From the entries below, list each line with "行业格局有望得到重塑".

#### [Dataset records]
--*--

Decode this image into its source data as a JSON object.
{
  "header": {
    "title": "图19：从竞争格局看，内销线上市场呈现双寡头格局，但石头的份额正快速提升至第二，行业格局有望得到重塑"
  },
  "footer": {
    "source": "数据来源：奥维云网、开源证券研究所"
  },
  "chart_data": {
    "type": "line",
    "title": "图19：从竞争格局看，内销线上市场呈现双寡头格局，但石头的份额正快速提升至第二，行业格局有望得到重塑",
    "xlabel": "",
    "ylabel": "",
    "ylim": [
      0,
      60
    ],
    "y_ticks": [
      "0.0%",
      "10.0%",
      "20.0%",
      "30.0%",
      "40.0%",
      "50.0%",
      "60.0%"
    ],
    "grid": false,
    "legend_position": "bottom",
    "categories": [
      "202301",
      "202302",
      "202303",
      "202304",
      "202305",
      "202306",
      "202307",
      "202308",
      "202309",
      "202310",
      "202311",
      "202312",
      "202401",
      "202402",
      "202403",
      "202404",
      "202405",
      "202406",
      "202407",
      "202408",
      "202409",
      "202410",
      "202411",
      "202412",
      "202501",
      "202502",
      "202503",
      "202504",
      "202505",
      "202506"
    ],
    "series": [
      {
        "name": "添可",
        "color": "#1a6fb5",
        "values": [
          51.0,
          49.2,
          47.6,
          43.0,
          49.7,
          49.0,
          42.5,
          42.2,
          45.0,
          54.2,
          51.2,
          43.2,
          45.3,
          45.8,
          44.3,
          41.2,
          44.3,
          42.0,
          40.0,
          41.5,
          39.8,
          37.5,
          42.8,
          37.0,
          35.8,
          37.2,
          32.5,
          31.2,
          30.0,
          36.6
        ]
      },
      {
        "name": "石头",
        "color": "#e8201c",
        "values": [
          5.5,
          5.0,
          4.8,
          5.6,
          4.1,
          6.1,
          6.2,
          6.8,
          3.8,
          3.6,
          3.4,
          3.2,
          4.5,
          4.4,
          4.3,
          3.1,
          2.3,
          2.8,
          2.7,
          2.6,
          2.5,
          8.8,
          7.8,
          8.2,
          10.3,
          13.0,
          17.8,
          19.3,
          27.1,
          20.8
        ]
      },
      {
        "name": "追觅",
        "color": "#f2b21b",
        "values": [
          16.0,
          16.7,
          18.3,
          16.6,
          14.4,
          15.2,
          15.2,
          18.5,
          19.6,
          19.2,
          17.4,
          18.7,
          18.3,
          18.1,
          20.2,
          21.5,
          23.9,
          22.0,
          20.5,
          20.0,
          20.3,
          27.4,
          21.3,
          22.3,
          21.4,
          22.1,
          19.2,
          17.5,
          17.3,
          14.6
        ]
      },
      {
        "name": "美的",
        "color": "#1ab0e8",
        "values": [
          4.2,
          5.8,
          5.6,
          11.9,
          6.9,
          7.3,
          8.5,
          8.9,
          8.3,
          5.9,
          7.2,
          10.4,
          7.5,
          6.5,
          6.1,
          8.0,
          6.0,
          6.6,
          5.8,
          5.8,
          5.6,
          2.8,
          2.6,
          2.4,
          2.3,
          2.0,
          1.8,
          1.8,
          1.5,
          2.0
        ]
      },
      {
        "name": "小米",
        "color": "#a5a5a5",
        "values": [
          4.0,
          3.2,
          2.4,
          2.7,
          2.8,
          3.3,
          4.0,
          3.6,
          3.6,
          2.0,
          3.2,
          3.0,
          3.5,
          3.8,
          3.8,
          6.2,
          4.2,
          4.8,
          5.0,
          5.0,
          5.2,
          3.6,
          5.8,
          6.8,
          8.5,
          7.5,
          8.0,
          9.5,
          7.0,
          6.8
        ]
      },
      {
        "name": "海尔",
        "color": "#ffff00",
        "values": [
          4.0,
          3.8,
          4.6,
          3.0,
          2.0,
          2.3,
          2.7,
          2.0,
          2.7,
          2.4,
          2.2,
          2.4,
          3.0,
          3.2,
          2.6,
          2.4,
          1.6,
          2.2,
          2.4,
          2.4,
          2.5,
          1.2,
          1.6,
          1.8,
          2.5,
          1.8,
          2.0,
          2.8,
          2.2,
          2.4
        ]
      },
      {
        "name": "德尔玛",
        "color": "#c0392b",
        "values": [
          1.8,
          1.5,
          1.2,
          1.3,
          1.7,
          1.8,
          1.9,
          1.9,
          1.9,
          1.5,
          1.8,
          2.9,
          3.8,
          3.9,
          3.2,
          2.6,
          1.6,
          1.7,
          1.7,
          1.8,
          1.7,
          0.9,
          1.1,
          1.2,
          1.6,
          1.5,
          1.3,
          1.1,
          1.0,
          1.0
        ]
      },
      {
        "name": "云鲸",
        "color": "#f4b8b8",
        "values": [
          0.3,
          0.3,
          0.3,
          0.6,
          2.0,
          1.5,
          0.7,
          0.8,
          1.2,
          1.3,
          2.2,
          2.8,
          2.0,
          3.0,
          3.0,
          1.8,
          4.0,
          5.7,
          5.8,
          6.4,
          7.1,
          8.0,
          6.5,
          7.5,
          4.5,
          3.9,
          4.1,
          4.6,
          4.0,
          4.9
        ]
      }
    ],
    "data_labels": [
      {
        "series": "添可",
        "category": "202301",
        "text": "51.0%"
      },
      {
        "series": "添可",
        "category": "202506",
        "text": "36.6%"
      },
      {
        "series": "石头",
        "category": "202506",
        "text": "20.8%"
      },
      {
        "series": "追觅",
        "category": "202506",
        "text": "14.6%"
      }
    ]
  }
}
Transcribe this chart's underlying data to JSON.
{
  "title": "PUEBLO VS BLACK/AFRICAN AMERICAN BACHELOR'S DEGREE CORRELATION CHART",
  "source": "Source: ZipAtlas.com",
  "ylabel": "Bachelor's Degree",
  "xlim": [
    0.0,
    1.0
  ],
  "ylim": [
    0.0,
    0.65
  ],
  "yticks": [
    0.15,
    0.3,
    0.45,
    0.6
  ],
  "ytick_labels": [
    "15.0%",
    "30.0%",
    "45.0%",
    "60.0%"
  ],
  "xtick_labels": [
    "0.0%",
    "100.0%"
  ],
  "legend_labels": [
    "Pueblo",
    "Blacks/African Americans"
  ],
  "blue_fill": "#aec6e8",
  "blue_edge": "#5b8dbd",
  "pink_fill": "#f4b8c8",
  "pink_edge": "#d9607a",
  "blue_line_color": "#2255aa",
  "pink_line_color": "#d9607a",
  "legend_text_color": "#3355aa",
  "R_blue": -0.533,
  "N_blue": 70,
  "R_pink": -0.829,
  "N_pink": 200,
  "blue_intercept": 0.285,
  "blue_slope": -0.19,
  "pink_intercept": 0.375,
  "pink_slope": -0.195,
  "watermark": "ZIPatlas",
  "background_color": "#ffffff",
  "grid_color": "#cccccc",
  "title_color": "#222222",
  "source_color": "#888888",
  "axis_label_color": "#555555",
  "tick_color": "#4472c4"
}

--*--

#### [Solution for this problem]
    "title": "图19：从竞争格局看，内销线上市场呈现双寡头格局，但石头的份额正快速提升至第二，行业格局有望得到重塑"
    "title": "图19：从竞争格局看，内销线上市场呈现双寡头格局，但石头的份额正快速提升至第二，行业格局有望得到重塑",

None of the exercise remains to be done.